**Exercise**
Copy the records below exactly, omitting any pictures they contain.

::: Information shown

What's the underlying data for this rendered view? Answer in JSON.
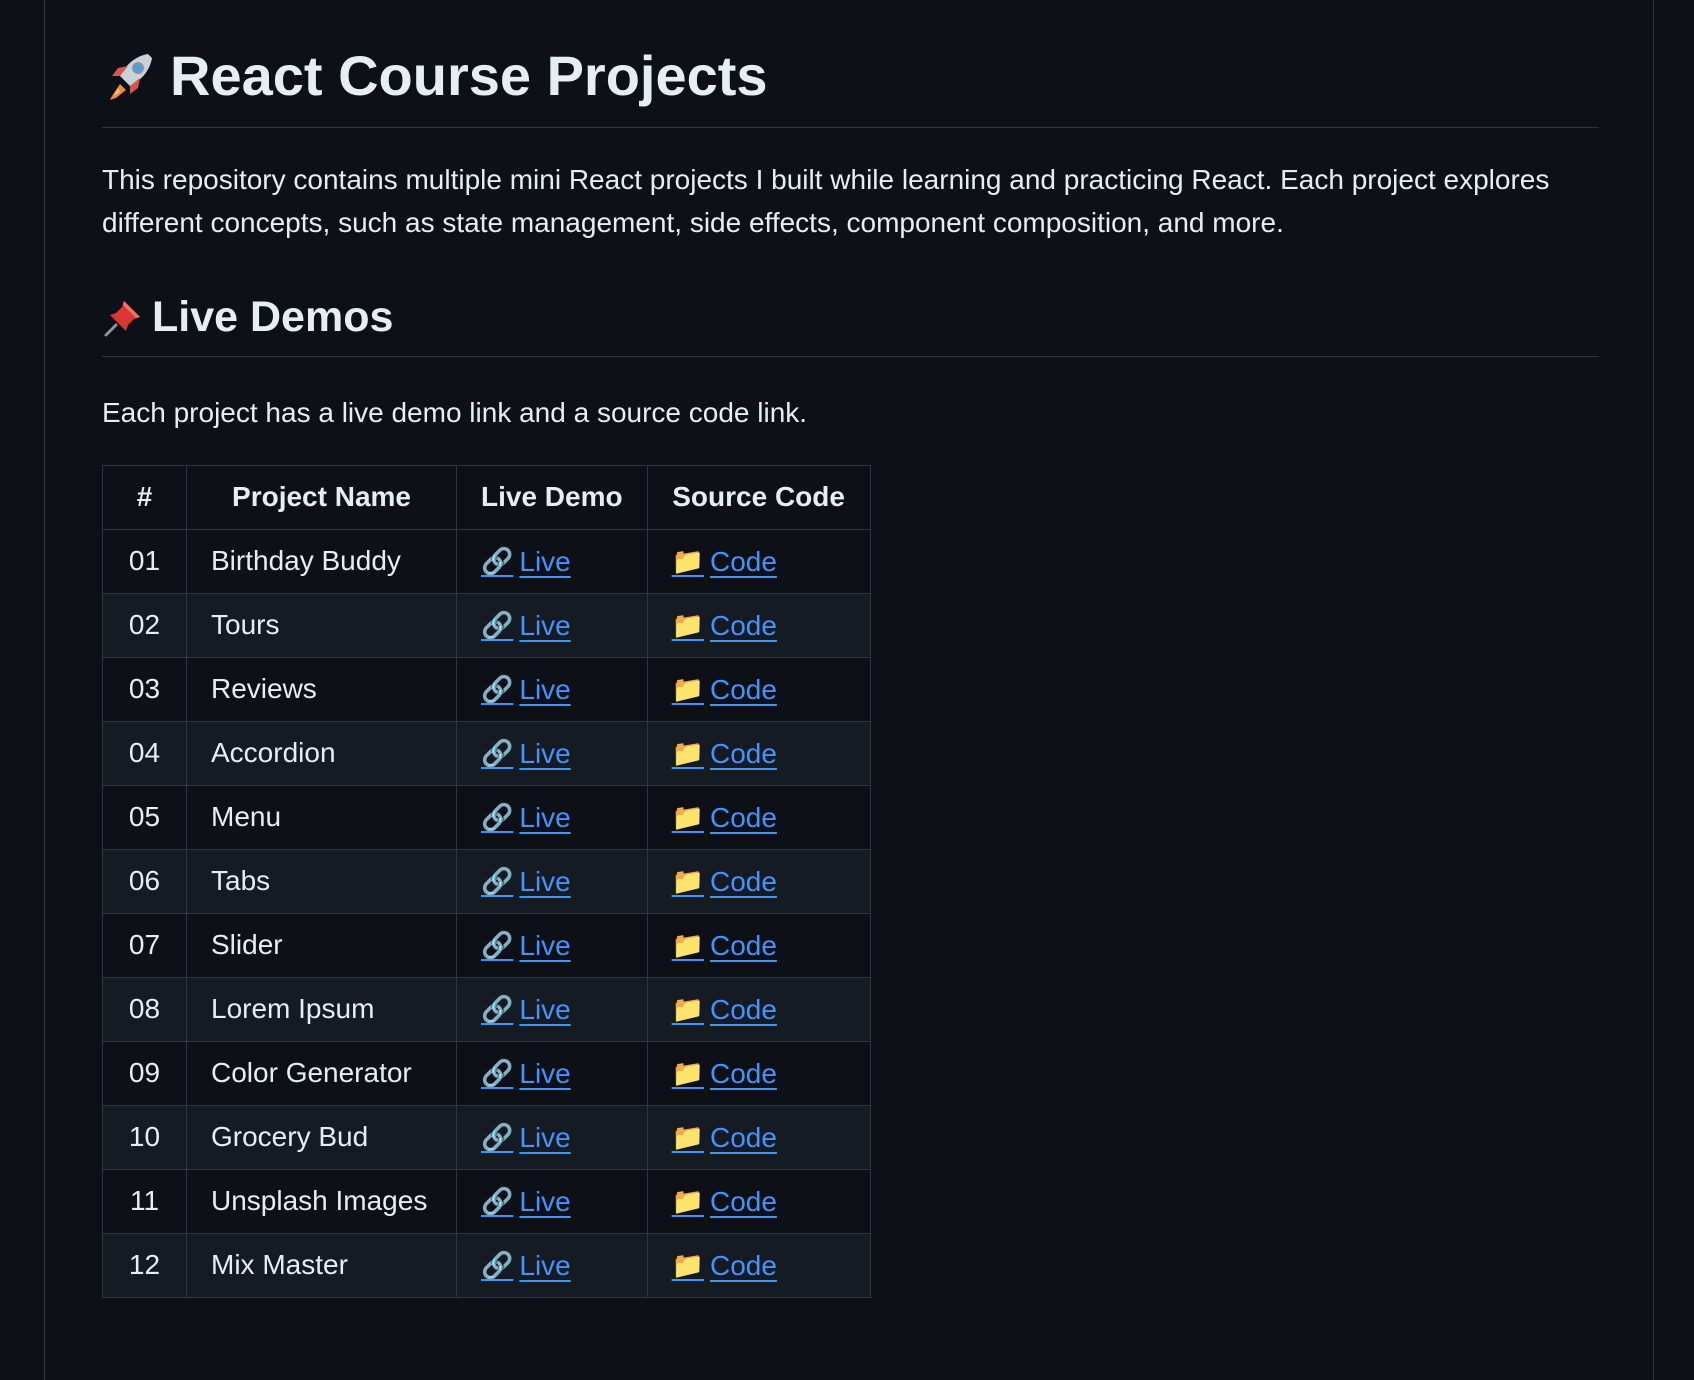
{
  "header": {
    "icon": "rocket-icon",
    "title": "React Course Projects"
  },
  "intro": {
    "text": "This repository contains multiple mini React projects I built while learning and practicing React. Each project explores different concepts, such as state management, side effects, component composition, and more."
  },
  "demos": {
    "icon": "pushpin-icon",
    "heading": "Live Demos",
    "subtext": "Each project has a live demo link and a source code link."
  },
  "table": {
    "headers": [
      "#",
      "Project Name",
      "Live Demo",
      "Source Code"
    ],
    "live_label": "Live",
    "code_label": "Code",
    "live_icon": "link-icon",
    "code_icon": "folder-icon",
    "rows": [
      {
        "num": "01",
        "name": "Birthday Buddy"
      },
      {
        "num": "02",
        "name": "Tours"
      },
      {
        "num": "03",
        "name": "Reviews"
      },
      {
        "num": "04",
        "name": "Accordion"
      },
      {
        "num": "05",
        "name": "Menu"
      },
      {
        "num": "06",
        "name": "Tabs"
      },
      {
        "num": "07",
        "name": "Slider"
      },
      {
        "num": "08",
        "name": "Lorem Ipsum"
      },
      {
        "num": "09",
        "name": "Color Generator"
      },
      {
        "num": "10",
        "name": "Grocery Bud"
      },
      {
        "num": "11",
        "name": "Unsplash Images"
      },
      {
        "num": "12",
        "name": "Mix Master"
      }
    ]
  },
  "colors": {
    "background": "#0d1117",
    "text": "#e6edf3",
    "link": "#4493f8",
    "border": "#30363d",
    "stripe": "#151b23"
  }
}
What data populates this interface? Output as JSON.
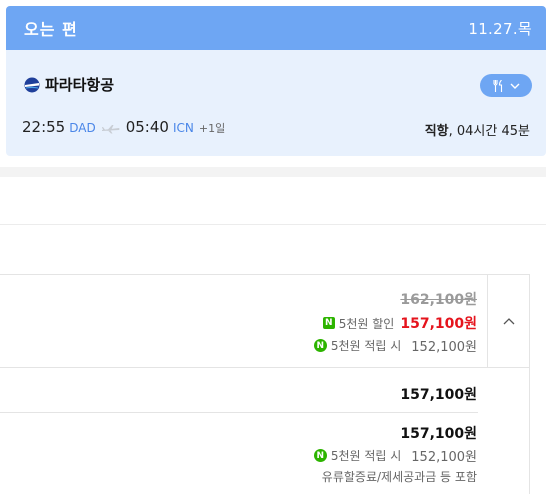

::::::

**Solution to this task**
What's the underlying data for this rendered view? Answer in JSON.
{
  "header": {
    "icon": "rocket-icon",
    "title": "React Course Projects"
  },
  "intro": {
    "text": "This repository contains multiple mini React projects I built while learning and practicing React. Each project explores different concepts, such as state management, side effects, component composition, and more."
  },
  "demos": {
    "icon": "pushpin-icon",
    "heading": "Live Demos",
    "subtext": "Each project has a live demo link and a source code link."
  },
  "table": {
    "headers": [
      "#",
      "Project Name",
      "Live Demo",
      "Source Code"
    ],
    "live_label": "Live",
    "code_label": "Code",
    "live_icon": "link-icon",
    "code_icon": "folder-icon",
    "rows": [
      {
        "num": "01",
        "name": "Birthday Buddy"
      },
      {
        "num": "02",
        "name": "Tours"
      },
      {
        "num": "03",
        "name": "Reviews"
      },
      {
        "num": "04",
        "name": "Accordion"
      },
      {
        "num": "05",
        "name": "Menu"
      },
      {
        "num": "06",
        "name": "Tabs"
      },
      {
        "num": "07",
        "name": "Slider"
      },
      {
        "num": "08",
        "name": "Lorem Ipsum"
      },
      {
        "num": "09",
        "name": "Color Generator"
      },
      {
        "num": "10",
        "name": "Grocery Bud"
      },
      {
        "num": "11",
        "name": "Unsplash Images"
      },
      {
        "num": "12",
        "name": "Mix Master"
      }
    ]
  },
  "colors": {
    "background": "#0d1117",
    "text": "#e6edf3",
    "link": "#4493f8",
    "border": "#30363d",
    "stripe": "#151b23"
  }
}
What data populates this interface? Output as JSON.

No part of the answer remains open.